Stored dataset items
⟨

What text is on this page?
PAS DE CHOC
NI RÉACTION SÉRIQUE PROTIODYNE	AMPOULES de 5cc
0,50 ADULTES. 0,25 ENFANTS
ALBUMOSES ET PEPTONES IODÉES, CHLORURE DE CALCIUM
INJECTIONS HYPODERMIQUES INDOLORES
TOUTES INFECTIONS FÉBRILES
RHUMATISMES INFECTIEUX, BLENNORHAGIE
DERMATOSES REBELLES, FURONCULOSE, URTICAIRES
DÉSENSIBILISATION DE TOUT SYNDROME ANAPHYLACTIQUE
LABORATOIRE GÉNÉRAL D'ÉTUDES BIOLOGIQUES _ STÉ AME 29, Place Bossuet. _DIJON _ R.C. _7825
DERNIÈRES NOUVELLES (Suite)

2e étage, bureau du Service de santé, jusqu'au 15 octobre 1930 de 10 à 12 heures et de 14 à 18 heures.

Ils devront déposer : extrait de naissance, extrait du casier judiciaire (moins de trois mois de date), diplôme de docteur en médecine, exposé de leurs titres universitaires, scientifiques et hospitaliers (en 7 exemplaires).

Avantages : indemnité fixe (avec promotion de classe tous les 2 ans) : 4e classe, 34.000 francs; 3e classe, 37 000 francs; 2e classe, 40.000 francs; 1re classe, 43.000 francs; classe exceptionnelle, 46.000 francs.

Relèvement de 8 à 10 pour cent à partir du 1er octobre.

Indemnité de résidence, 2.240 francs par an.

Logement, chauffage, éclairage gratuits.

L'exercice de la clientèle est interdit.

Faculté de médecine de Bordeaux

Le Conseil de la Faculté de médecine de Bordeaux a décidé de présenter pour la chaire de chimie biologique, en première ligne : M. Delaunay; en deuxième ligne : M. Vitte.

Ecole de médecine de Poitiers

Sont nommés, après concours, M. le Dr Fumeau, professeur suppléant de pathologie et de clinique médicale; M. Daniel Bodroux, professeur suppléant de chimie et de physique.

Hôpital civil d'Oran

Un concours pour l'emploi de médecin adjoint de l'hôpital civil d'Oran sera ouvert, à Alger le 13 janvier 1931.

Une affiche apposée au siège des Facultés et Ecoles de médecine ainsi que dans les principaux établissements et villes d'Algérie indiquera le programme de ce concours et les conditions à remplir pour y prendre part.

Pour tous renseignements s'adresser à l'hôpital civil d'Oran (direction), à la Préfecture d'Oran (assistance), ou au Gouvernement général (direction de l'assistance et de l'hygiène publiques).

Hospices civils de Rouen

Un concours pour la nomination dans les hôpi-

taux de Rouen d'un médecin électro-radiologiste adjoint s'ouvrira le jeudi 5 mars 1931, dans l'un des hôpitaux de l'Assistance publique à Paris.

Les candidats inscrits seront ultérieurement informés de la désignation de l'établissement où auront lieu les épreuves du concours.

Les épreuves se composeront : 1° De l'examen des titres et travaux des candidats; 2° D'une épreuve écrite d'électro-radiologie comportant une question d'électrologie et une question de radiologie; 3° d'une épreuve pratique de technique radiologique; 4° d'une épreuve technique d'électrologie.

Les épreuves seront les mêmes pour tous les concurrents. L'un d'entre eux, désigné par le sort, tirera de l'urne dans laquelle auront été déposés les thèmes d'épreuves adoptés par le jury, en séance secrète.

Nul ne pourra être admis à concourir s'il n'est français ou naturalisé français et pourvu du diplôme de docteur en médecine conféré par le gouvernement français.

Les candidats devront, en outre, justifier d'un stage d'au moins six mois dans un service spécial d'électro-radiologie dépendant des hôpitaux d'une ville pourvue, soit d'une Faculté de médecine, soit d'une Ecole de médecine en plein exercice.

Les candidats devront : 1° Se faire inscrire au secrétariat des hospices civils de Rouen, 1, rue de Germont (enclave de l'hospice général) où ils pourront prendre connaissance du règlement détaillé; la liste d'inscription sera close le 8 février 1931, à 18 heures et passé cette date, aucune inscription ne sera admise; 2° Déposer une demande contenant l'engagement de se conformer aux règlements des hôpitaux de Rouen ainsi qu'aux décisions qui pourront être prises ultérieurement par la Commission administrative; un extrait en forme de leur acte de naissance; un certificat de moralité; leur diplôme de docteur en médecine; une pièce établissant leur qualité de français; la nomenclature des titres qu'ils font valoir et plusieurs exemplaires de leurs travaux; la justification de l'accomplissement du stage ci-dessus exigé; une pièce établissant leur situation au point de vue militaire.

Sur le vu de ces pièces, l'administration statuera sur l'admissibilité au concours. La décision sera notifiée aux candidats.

⟩

Among the entries above, how many lines include the word "Oran"? Give the number with no comment.

● Output of the exercise: 3